--- start Records supplied ---

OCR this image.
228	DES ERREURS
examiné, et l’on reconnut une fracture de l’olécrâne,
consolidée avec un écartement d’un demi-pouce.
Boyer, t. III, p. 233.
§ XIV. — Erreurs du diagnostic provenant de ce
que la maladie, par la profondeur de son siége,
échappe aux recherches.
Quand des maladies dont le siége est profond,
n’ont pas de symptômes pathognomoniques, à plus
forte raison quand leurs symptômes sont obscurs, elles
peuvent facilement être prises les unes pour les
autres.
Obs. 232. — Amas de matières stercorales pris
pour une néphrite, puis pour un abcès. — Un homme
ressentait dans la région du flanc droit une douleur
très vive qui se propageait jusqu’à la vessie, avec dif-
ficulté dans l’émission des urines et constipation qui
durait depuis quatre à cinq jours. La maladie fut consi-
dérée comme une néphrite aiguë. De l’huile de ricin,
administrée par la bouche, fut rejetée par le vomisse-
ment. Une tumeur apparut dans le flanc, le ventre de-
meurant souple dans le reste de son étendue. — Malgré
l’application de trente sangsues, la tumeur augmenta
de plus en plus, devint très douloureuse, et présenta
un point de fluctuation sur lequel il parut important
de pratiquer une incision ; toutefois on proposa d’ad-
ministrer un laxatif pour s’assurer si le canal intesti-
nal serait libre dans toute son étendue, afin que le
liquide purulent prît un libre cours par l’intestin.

--- end Records supplied ---

## Requirements
Find every line in the records above that holds the word "pour", and copy each one.

## Task output
peuvent facilement être prises les unes pour les
pour une néphrite, puis pour un abcès. — Un homme
ministrer un laxatif pour s’assurer si le canal intesti-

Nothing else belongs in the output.